--- Challenge ---
Reproduce each of the entries below word for word, keeping every line as given.

### Supplied entries ###

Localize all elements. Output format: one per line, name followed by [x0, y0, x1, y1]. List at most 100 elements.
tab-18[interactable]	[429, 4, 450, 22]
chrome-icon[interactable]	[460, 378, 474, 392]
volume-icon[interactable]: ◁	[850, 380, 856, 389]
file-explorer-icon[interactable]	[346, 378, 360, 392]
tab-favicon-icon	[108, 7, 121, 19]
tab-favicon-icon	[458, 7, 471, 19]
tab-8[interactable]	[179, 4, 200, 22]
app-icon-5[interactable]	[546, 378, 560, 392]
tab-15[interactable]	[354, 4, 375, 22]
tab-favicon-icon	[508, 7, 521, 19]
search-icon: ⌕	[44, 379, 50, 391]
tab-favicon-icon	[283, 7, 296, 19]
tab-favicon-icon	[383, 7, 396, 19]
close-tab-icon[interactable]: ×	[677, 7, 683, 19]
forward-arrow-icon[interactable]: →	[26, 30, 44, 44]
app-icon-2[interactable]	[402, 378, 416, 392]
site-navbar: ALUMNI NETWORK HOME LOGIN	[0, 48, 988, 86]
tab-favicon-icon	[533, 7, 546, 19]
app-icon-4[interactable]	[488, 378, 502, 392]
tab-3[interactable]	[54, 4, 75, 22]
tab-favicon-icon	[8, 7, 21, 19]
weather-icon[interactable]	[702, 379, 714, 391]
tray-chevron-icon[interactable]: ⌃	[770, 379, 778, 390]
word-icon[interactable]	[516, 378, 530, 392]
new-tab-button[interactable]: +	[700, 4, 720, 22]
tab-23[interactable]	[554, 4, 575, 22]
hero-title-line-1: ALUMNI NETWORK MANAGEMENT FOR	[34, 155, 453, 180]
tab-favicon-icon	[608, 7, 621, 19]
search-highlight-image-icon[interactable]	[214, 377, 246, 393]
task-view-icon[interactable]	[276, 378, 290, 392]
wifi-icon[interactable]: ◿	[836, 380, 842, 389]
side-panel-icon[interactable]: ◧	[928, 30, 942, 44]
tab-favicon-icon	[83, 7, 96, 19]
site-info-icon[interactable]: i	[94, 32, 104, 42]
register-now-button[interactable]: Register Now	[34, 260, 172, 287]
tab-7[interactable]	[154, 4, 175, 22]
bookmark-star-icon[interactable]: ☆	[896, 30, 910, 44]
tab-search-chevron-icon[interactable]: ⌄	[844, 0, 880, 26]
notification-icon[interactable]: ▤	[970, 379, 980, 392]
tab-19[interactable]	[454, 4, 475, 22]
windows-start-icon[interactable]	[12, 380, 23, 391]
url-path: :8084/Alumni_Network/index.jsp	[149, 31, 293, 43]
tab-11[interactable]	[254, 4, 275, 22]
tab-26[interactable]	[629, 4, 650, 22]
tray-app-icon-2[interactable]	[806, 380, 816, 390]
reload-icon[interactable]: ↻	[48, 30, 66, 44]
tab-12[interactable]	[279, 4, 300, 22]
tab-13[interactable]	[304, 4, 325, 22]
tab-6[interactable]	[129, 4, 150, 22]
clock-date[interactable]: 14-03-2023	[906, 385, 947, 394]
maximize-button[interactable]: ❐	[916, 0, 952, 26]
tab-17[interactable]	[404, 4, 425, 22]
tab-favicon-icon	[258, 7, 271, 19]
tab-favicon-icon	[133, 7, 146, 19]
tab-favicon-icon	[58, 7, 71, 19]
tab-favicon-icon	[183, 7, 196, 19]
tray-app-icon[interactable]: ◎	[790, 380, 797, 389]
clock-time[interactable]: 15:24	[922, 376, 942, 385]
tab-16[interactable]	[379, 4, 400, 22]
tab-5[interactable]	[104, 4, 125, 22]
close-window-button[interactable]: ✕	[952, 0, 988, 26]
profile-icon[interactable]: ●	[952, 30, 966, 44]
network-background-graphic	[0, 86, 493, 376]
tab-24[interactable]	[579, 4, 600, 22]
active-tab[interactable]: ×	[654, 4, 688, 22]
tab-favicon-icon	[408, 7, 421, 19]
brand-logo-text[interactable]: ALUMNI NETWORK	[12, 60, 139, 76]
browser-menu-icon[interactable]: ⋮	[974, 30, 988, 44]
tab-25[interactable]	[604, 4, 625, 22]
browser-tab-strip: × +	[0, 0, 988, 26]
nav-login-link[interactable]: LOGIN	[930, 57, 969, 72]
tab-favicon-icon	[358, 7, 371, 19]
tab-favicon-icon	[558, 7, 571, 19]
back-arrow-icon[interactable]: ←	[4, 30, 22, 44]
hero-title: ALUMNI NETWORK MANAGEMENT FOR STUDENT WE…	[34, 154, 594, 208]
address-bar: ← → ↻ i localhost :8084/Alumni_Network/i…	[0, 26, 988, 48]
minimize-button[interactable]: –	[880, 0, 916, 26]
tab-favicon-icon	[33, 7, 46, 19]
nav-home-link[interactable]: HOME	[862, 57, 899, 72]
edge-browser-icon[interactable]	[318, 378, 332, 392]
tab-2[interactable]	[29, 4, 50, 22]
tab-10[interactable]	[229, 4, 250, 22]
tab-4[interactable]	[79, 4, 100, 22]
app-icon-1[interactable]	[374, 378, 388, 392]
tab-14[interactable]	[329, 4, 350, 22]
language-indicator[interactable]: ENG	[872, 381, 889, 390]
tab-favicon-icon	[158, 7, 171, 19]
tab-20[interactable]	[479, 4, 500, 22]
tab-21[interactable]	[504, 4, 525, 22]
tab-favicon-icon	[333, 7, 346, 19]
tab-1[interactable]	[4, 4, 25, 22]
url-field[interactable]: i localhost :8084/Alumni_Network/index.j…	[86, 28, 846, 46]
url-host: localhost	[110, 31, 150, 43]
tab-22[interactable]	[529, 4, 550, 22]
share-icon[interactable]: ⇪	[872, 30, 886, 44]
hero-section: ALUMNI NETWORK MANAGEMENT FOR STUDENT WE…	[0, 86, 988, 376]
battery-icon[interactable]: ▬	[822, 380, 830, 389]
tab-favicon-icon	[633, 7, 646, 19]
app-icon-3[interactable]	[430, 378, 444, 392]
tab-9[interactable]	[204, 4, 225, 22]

###

--- Written response ---
Localize all elements. Output format: one per line, name followed by [x0, y0, x1, y1]. List at most 100 elements.
tab-18[interactable]	[429, 4, 450, 22]
chrome-icon[interactable]	[460, 378, 474, 392]
volume-icon[interactable]: ◁	[850, 380, 856, 389]
file-explorer-icon[interactable]	[346, 378, 360, 392]
tab-favicon-icon	[108, 7, 121, 19]
tab-favicon-icon	[458, 7, 471, 19]
tab-8[interactable]	[179, 4, 200, 22]
app-icon-5[interactable]	[546, 378, 560, 392]
tab-15[interactable]	[354, 4, 375, 22]
tab-favicon-icon	[508, 7, 521, 19]
search-icon: ⌕	[44, 379, 50, 391]
tab-favicon-icon	[283, 7, 296, 19]
tab-favicon-icon	[383, 7, 396, 19]
close-tab-icon[interactable]: ×	[677, 7, 683, 19]
forward-arrow-icon[interactable]: →	[26, 30, 44, 44]
app-icon-2[interactable]	[402, 378, 416, 392]
site-navbar: ALUMNI NETWORK HOME LOGIN	[0, 48, 988, 86]
tab-favicon-icon	[533, 7, 546, 19]
app-icon-4[interactable]	[488, 378, 502, 392]
tab-3[interactable]	[54, 4, 75, 22]
tab-favicon-icon	[8, 7, 21, 19]
weather-icon[interactable]	[702, 379, 714, 391]
tray-chevron-icon[interactable]: ⌃	[770, 379, 778, 390]
word-icon[interactable]	[516, 378, 530, 392]
new-tab-button[interactable]: +	[700, 4, 720, 22]
tab-23[interactable]	[554, 4, 575, 22]
hero-title-line-1: ALUMNI NETWORK MANAGEMENT FOR	[34, 155, 453, 180]
tab-favicon-icon	[608, 7, 621, 19]
search-highlight-image-icon[interactable]	[214, 377, 246, 393]
task-view-icon[interactable]	[276, 378, 290, 392]
wifi-icon[interactable]: ◿	[836, 380, 842, 389]
side-panel-icon[interactable]: ◧	[928, 30, 942, 44]
tab-favicon-icon	[83, 7, 96, 19]
site-info-icon[interactable]: i	[94, 32, 104, 42]
register-now-button[interactable]: Register Now	[34, 260, 172, 287]
tab-7[interactable]	[154, 4, 175, 22]
bookmark-star-icon[interactable]: ☆	[896, 30, 910, 44]
tab-search-chevron-icon[interactable]: ⌄	[844, 0, 880, 26]
notification-icon[interactable]: ▤	[970, 379, 980, 392]
tab-19[interactable]	[454, 4, 475, 22]
windows-start-icon[interactable]	[12, 380, 23, 391]
url-path: :8084/Alumni_Network/index.jsp	[149, 31, 293, 43]
tab-11[interactable]	[254, 4, 275, 22]
tab-26[interactable]	[629, 4, 650, 22]
tray-app-icon-2[interactable]	[806, 380, 816, 390]
reload-icon[interactable]: ↻	[48, 30, 66, 44]
tab-12[interactable]	[279, 4, 300, 22]
tab-13[interactable]	[304, 4, 325, 22]
tab-6[interactable]	[129, 4, 150, 22]
clock-date[interactable]: 14-03-2023	[906, 385, 947, 394]
maximize-button[interactable]: ❐	[916, 0, 952, 26]
tab-17[interactable]	[404, 4, 425, 22]
tab-favicon-icon	[258, 7, 271, 19]
tab-favicon-icon	[133, 7, 146, 19]
tab-favicon-icon	[58, 7, 71, 19]
tab-favicon-icon	[183, 7, 196, 19]
tray-app-icon[interactable]: ◎	[790, 380, 797, 389]
clock-time[interactable]: 15:24	[922, 376, 942, 385]
tab-16[interactable]	[379, 4, 400, 22]
tab-5[interactable]	[104, 4, 125, 22]
close-window-button[interactable]: ✕	[952, 0, 988, 26]
profile-icon[interactable]: ●	[952, 30, 966, 44]
network-background-graphic	[0, 86, 493, 376]
tab-24[interactable]	[579, 4, 600, 22]
active-tab[interactable]: ×	[654, 4, 688, 22]
tab-favicon-icon	[408, 7, 421, 19]
brand-logo-text[interactable]: ALUMNI NETWORK	[12, 60, 139, 76]
browser-menu-icon[interactable]: ⋮	[974, 30, 988, 44]
tab-25[interactable]	[604, 4, 625, 22]
browser-tab-strip: × +	[0, 0, 988, 26]
nav-login-link[interactable]: LOGIN	[930, 57, 969, 72]
tab-favicon-icon	[358, 7, 371, 19]
tab-favicon-icon	[558, 7, 571, 19]
back-arrow-icon[interactable]: ←	[4, 30, 22, 44]
hero-title: ALUMNI NETWORK MANAGEMENT FOR STUDENT WE…	[34, 154, 594, 208]
address-bar: ← → ↻ i localhost :8084/Alumni_Network/i…	[0, 26, 988, 48]
minimize-button[interactable]: –	[880, 0, 916, 26]
tab-favicon-icon	[33, 7, 46, 19]
nav-home-link[interactable]: HOME	[862, 57, 899, 72]
edge-browser-icon[interactable]	[318, 378, 332, 392]
tab-2[interactable]	[29, 4, 50, 22]
tab-10[interactable]	[229, 4, 250, 22]
tab-4[interactable]	[79, 4, 100, 22]
app-icon-1[interactable]	[374, 378, 388, 392]
tab-14[interactable]	[329, 4, 350, 22]
language-indicator[interactable]: ENG	[872, 381, 889, 390]
tab-favicon-icon	[158, 7, 171, 19]
tab-20[interactable]	[479, 4, 500, 22]
tab-21[interactable]	[504, 4, 525, 22]
tab-favicon-icon	[333, 7, 346, 19]
tab-1[interactable]	[4, 4, 25, 22]
url-field[interactable]: i localhost :8084/Alumni_Network/index.j…	[86, 28, 846, 46]
url-host: localhost	[110, 31, 150, 43]
tab-22[interactable]	[529, 4, 550, 22]
share-icon[interactable]: ⇪	[872, 30, 886, 44]
hero-section: ALUMNI NETWORK MANAGEMENT FOR STUDENT WE…	[0, 86, 988, 376]
battery-icon[interactable]: ▬	[822, 380, 830, 389]
tab-favicon-icon	[633, 7, 646, 19]
app-icon-3[interactable]	[430, 378, 444, 392]
tab-9[interactable]	[204, 4, 225, 22]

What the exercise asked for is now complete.